WHAT IS BEING ASKED -> Without the pictures, write out all the lines below exactly as they appear.

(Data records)
^^^^

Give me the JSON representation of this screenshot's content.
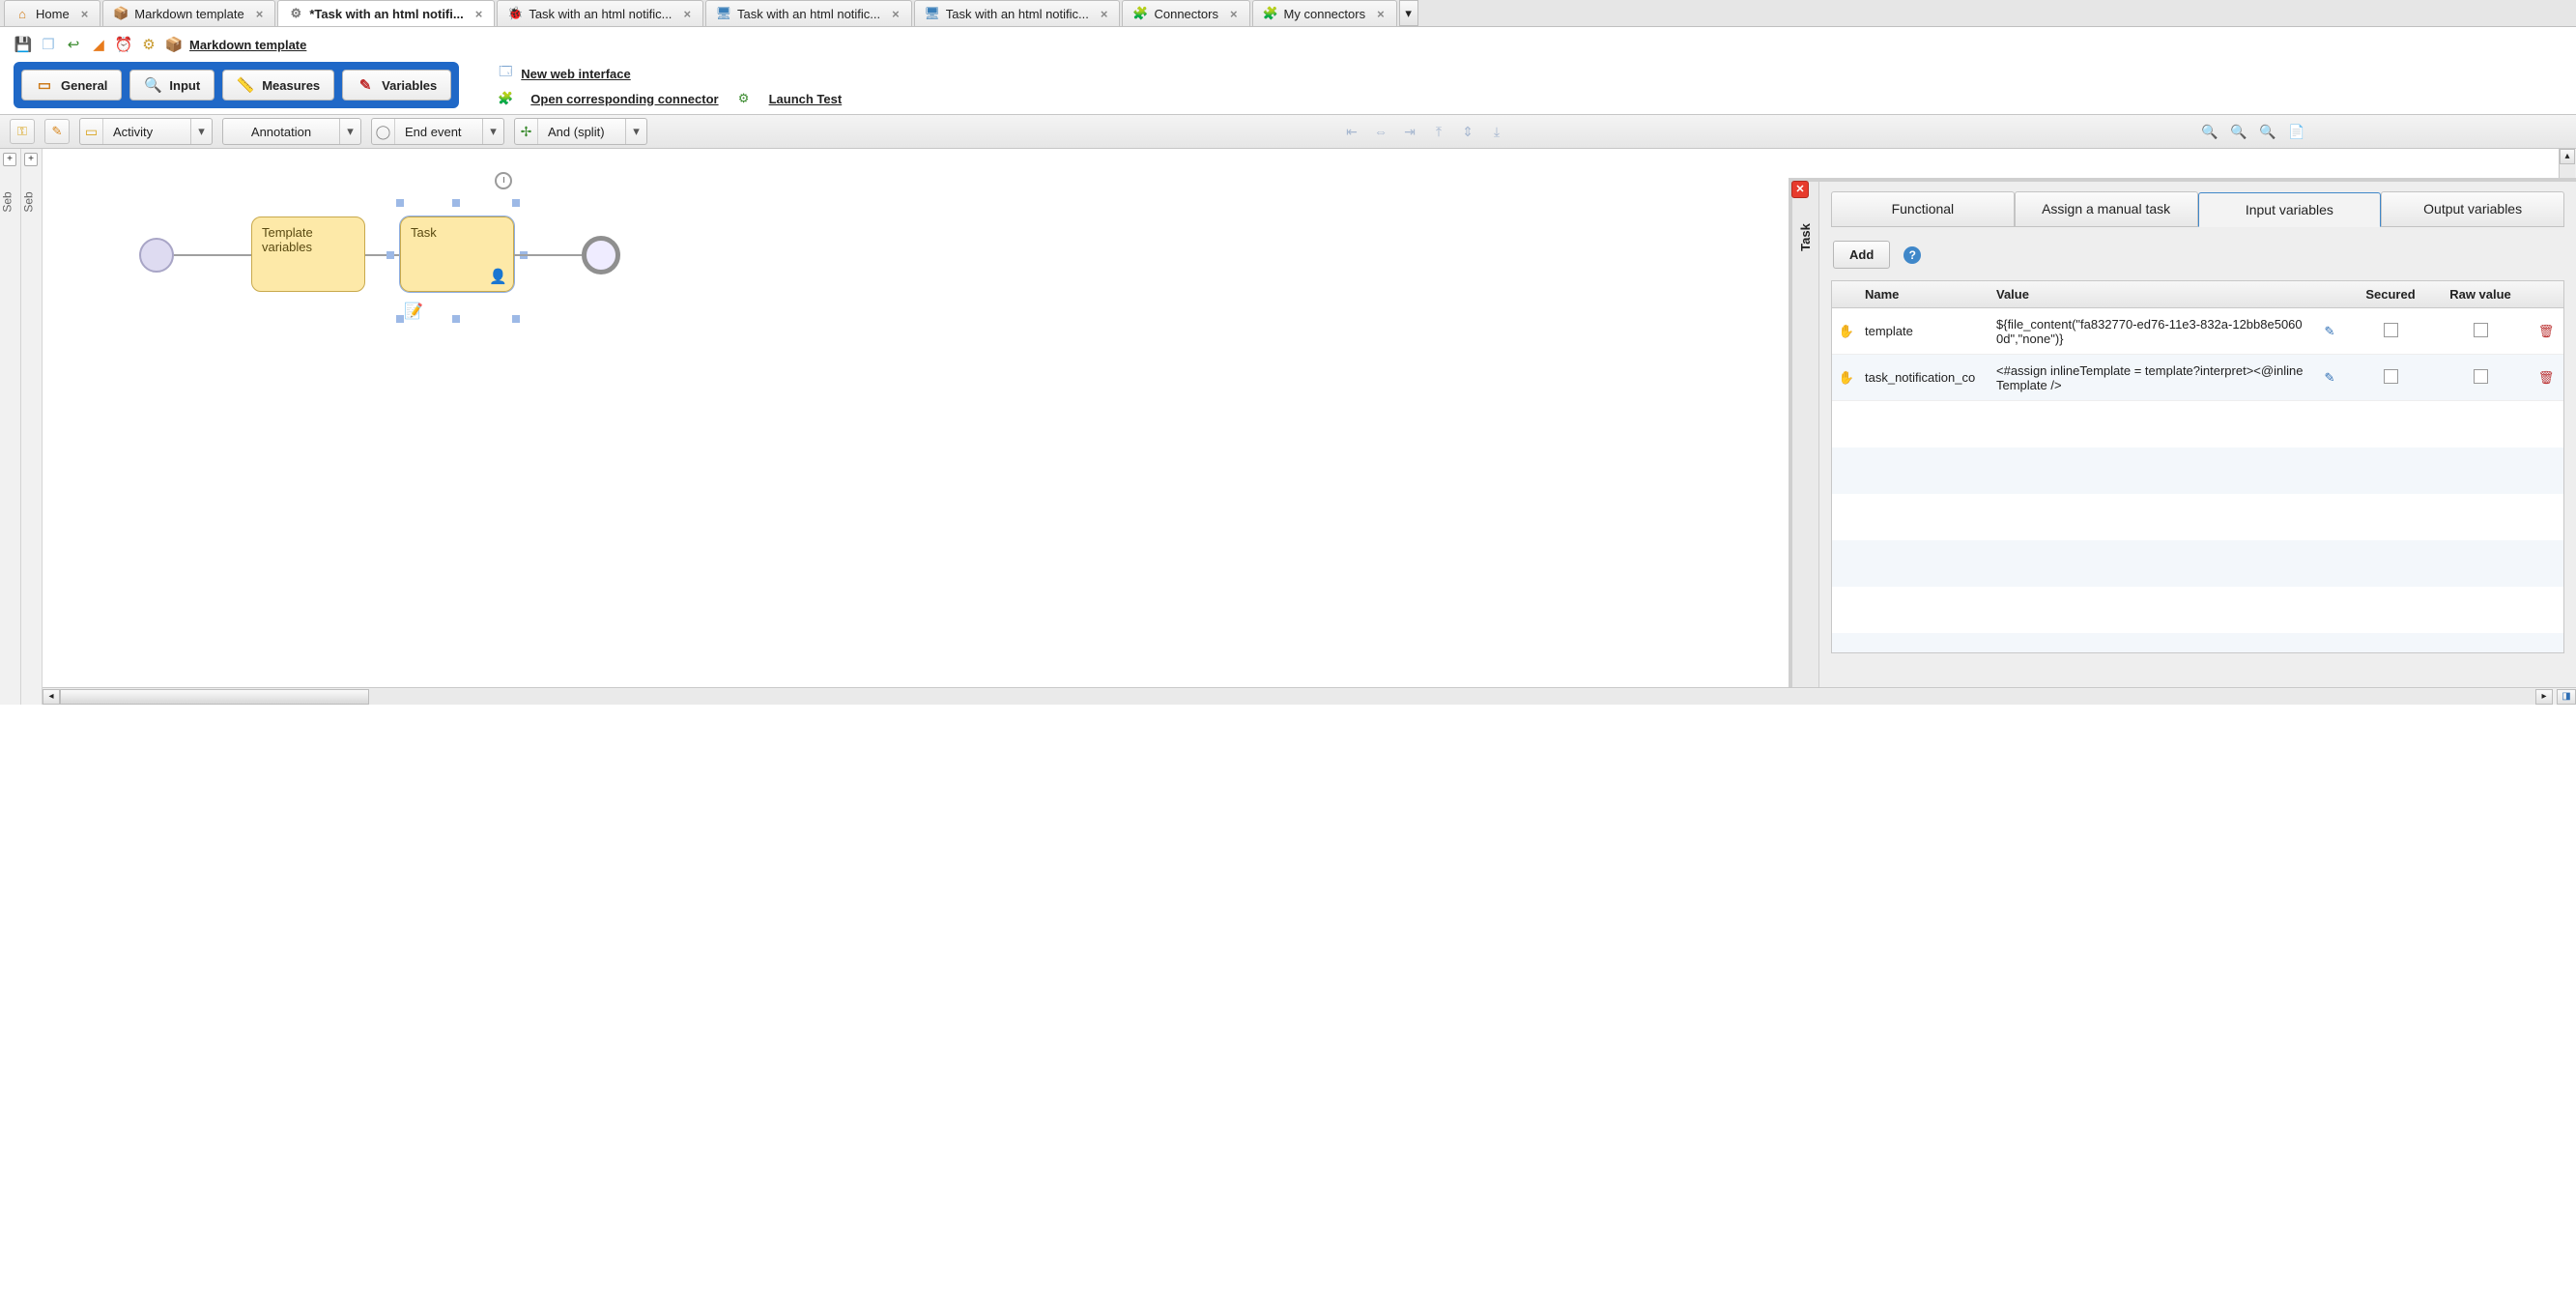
{
  "tabs": [
    {
      "icon": "home",
      "label": "Home",
      "closable": true,
      "class": "i-home",
      "glyph": "⌂"
    },
    {
      "icon": "box",
      "label": "Markdown template",
      "closable": true,
      "class": "i-box",
      "glyph": "📦"
    },
    {
      "icon": "gear",
      "label": "*Task with an html notifi...",
      "closable": true,
      "active": true,
      "class": "i-gear",
      "glyph": "⚙"
    },
    {
      "icon": "bug",
      "label": "Task with an html notific...",
      "closable": true,
      "class": "i-bug",
      "glyph": "🐞"
    },
    {
      "icon": "screen",
      "label": "Task with an html notific...",
      "closable": true,
      "class": "i-screen",
      "glyph": "🖥"
    },
    {
      "icon": "screen",
      "label": "Task with an html notific...",
      "closable": true,
      "class": "i-screen",
      "glyph": "🖥"
    },
    {
      "icon": "plug",
      "label": "Connectors",
      "closable": true,
      "class": "i-plug",
      "glyph": "🧩"
    },
    {
      "icon": "plug",
      "label": "My connectors",
      "closable": true,
      "class": "i-plug",
      "glyph": "🧩"
    }
  ],
  "breadcrumb": "Markdown template",
  "modeButtons": {
    "general": "General",
    "input": "Input",
    "measures": "Measures",
    "variables": "Variables"
  },
  "links": {
    "newWeb": "New web interface",
    "openConn": "Open corresponding connector",
    "launchTest": "Launch Test"
  },
  "combos": {
    "activity": "Activity",
    "annotation": "Annotation",
    "endEvent": "End event",
    "andSplit": "And (split)"
  },
  "gutterLabel": "Seb",
  "diagram": {
    "node1": "Template variables",
    "node2": "Task"
  },
  "taskPanel": {
    "title": "Task",
    "tabs": {
      "functional": "Functional",
      "manual": "Assign a manual task",
      "input": "Input variables",
      "output": "Output variables"
    },
    "add": "Add",
    "headers": {
      "name": "Name",
      "value": "Value",
      "secured": "Secured",
      "raw": "Raw value"
    },
    "rows": [
      {
        "name": "template",
        "value": "${file_content(\"fa832770-ed76-11e3-832a-12bb8e50600d\",\"none\")}"
      },
      {
        "name": "task_notification_co",
        "value": "<#assign inlineTemplate = template?interpret><@inlineTemplate />"
      }
    ]
  }
}
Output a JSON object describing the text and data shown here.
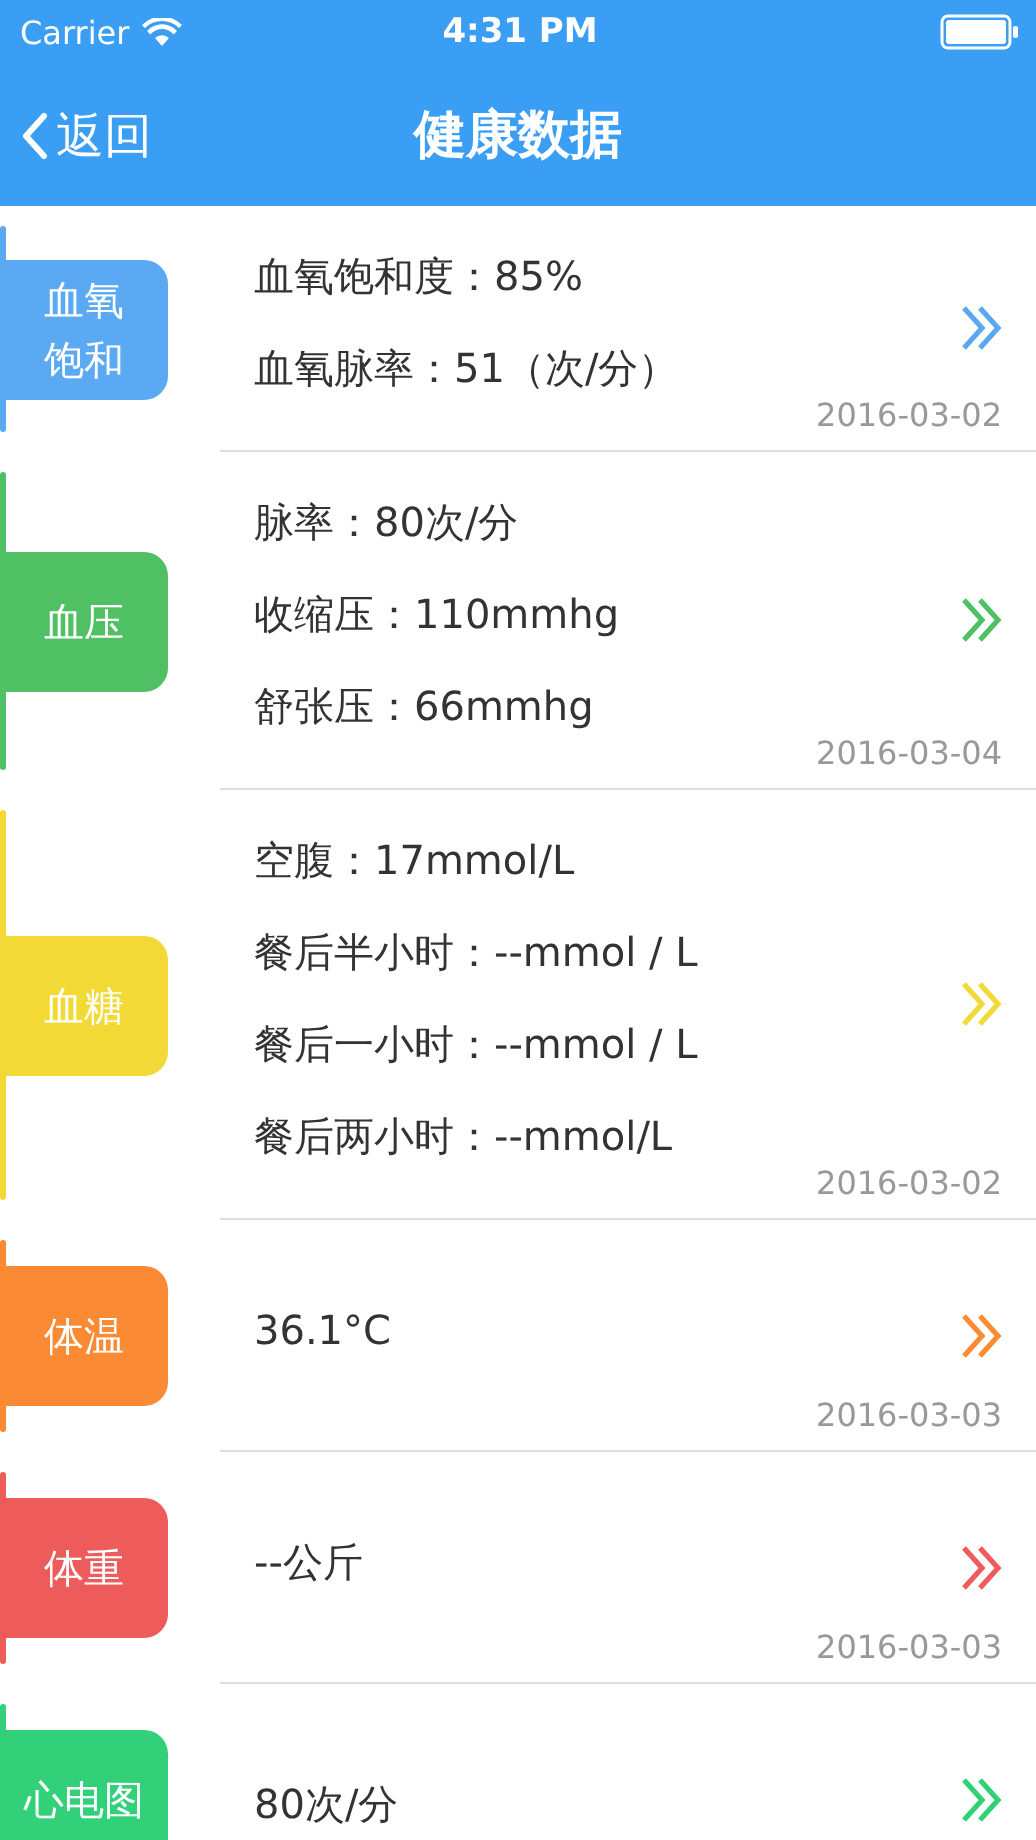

^^^^

CORRECT ANSWER ->
Give me the JSON representation of this screenshot's content.
{
  "tabs": [
    {
      "icon": "home",
      "label": "Home",
      "closable": true,
      "class": "i-home",
      "glyph": "⌂"
    },
    {
      "icon": "box",
      "label": "Markdown template",
      "closable": true,
      "class": "i-box",
      "glyph": "📦"
    },
    {
      "icon": "gear",
      "label": "*Task with an html notifi...",
      "closable": true,
      "active": true,
      "class": "i-gear",
      "glyph": "⚙"
    },
    {
      "icon": "bug",
      "label": "Task with an html notific...",
      "closable": true,
      "class": "i-bug",
      "glyph": "🐞"
    },
    {
      "icon": "screen",
      "label": "Task with an html notific...",
      "closable": true,
      "class": "i-screen",
      "glyph": "🖥"
    },
    {
      "icon": "screen",
      "label": "Task with an html notific...",
      "closable": true,
      "class": "i-screen",
      "glyph": "🖥"
    },
    {
      "icon": "plug",
      "label": "Connectors",
      "closable": true,
      "class": "i-plug",
      "glyph": "🧩"
    },
    {
      "icon": "plug",
      "label": "My connectors",
      "closable": true,
      "class": "i-plug",
      "glyph": "🧩"
    }
  ],
  "breadcrumb": "Markdown template",
  "modeButtons": {
    "general": "General",
    "input": "Input",
    "measures": "Measures",
    "variables": "Variables"
  },
  "links": {
    "newWeb": "New web interface",
    "openConn": "Open corresponding connector",
    "launchTest": "Launch Test"
  },
  "combos": {
    "activity": "Activity",
    "annotation": "Annotation",
    "endEvent": "End event",
    "andSplit": "And (split)"
  },
  "gutterLabel": "Seb",
  "diagram": {
    "node1": "Template variables",
    "node2": "Task"
  },
  "taskPanel": {
    "title": "Task",
    "tabs": {
      "functional": "Functional",
      "manual": "Assign a manual task",
      "input": "Input variables",
      "output": "Output variables"
    },
    "add": "Add",
    "headers": {
      "name": "Name",
      "value": "Value",
      "secured": "Secured",
      "raw": "Raw value"
    },
    "rows": [
      {
        "name": "template",
        "value": "${file_content(\"fa832770-ed76-11e3-832a-12bb8e50600d\",\"none\")}"
      },
      {
        "name": "task_notification_co",
        "value": "<#assign inlineTemplate = template?interpret><@inlineTemplate />"
      }
    ]
  }
}
Output a JSON object describing the text and data shown here.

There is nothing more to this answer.